[What needs to be done] Set down again each entry exactly as it reads, pictures excluded.

[Data shown]
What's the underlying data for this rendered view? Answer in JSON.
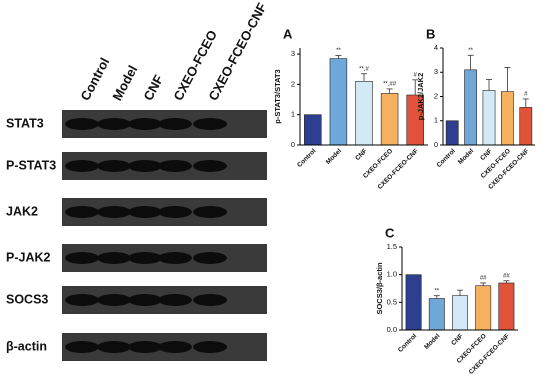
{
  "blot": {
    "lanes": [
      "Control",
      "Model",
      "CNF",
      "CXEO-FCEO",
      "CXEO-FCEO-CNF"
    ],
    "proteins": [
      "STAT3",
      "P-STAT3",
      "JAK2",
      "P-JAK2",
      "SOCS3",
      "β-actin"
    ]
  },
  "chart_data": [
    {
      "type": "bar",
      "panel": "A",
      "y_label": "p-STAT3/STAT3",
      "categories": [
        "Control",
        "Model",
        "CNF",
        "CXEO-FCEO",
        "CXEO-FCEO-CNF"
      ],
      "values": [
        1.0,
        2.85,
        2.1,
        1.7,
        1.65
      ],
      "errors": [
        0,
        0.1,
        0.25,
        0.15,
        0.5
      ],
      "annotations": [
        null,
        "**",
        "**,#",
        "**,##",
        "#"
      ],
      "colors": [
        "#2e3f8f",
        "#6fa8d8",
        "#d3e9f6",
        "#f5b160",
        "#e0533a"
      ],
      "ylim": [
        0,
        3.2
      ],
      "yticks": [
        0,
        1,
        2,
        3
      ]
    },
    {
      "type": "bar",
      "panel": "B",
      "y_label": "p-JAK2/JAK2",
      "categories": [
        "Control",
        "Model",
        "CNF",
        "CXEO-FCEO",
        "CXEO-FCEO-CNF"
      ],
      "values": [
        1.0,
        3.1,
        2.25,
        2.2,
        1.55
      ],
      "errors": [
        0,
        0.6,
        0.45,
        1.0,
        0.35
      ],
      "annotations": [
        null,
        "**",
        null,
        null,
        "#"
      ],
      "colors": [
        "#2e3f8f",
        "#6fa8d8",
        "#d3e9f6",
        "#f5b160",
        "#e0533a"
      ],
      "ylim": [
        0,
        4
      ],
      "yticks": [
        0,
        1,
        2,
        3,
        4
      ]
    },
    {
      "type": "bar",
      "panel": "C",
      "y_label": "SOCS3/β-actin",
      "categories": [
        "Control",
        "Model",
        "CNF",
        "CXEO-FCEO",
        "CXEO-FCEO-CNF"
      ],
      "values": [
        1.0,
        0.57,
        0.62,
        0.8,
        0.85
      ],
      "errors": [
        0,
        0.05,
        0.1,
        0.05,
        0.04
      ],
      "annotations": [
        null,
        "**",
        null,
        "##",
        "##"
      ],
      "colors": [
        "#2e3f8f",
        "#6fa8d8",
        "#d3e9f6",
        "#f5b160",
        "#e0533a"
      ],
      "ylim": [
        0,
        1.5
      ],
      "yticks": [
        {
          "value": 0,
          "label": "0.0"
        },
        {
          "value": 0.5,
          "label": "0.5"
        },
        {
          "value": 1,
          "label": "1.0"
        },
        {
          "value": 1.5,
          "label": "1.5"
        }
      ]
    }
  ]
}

[Exercise response]
What's the underlying data for this rendered view? Answer in JSON.
{
  "blot": {
    "lanes": [
      "Control",
      "Model",
      "CNF",
      "CXEO-FCEO",
      "CXEO-FCEO-CNF"
    ],
    "proteins": [
      "STAT3",
      "P-STAT3",
      "JAK2",
      "P-JAK2",
      "SOCS3",
      "β-actin"
    ]
  },
  "chart_data": [
    {
      "type": "bar",
      "panel": "A",
      "y_label": "p-STAT3/STAT3",
      "categories": [
        "Control",
        "Model",
        "CNF",
        "CXEO-FCEO",
        "CXEO-FCEO-CNF"
      ],
      "values": [
        1.0,
        2.85,
        2.1,
        1.7,
        1.65
      ],
      "errors": [
        0,
        0.1,
        0.25,
        0.15,
        0.5
      ],
      "annotations": [
        null,
        "**",
        "**,#",
        "**,##",
        "#"
      ],
      "colors": [
        "#2e3f8f",
        "#6fa8d8",
        "#d3e9f6",
        "#f5b160",
        "#e0533a"
      ],
      "ylim": [
        0,
        3.2
      ],
      "yticks": [
        0,
        1,
        2,
        3
      ]
    },
    {
      "type": "bar",
      "panel": "B",
      "y_label": "p-JAK2/JAK2",
      "categories": [
        "Control",
        "Model",
        "CNF",
        "CXEO-FCEO",
        "CXEO-FCEO-CNF"
      ],
      "values": [
        1.0,
        3.1,
        2.25,
        2.2,
        1.55
      ],
      "errors": [
        0,
        0.6,
        0.45,
        1.0,
        0.35
      ],
      "annotations": [
        null,
        "**",
        null,
        null,
        "#"
      ],
      "colors": [
        "#2e3f8f",
        "#6fa8d8",
        "#d3e9f6",
        "#f5b160",
        "#e0533a"
      ],
      "ylim": [
        0,
        4
      ],
      "yticks": [
        0,
        1,
        2,
        3,
        4
      ]
    },
    {
      "type": "bar",
      "panel": "C",
      "y_label": "SOCS3/β-actin",
      "categories": [
        "Control",
        "Model",
        "CNF",
        "CXEO-FCEO",
        "CXEO-FCEO-CNF"
      ],
      "values": [
        1.0,
        0.57,
        0.62,
        0.8,
        0.85
      ],
      "errors": [
        0,
        0.05,
        0.1,
        0.05,
        0.04
      ],
      "annotations": [
        null,
        "**",
        null,
        "##",
        "##"
      ],
      "colors": [
        "#2e3f8f",
        "#6fa8d8",
        "#d3e9f6",
        "#f5b160",
        "#e0533a"
      ],
      "ylim": [
        0,
        1.5
      ],
      "yticks": [
        {
          "value": 0,
          "label": "0.0"
        },
        {
          "value": 0.5,
          "label": "0.5"
        },
        {
          "value": 1,
          "label": "1.0"
        },
        {
          "value": 1.5,
          "label": "1.5"
        }
      ]
    }
  ]
}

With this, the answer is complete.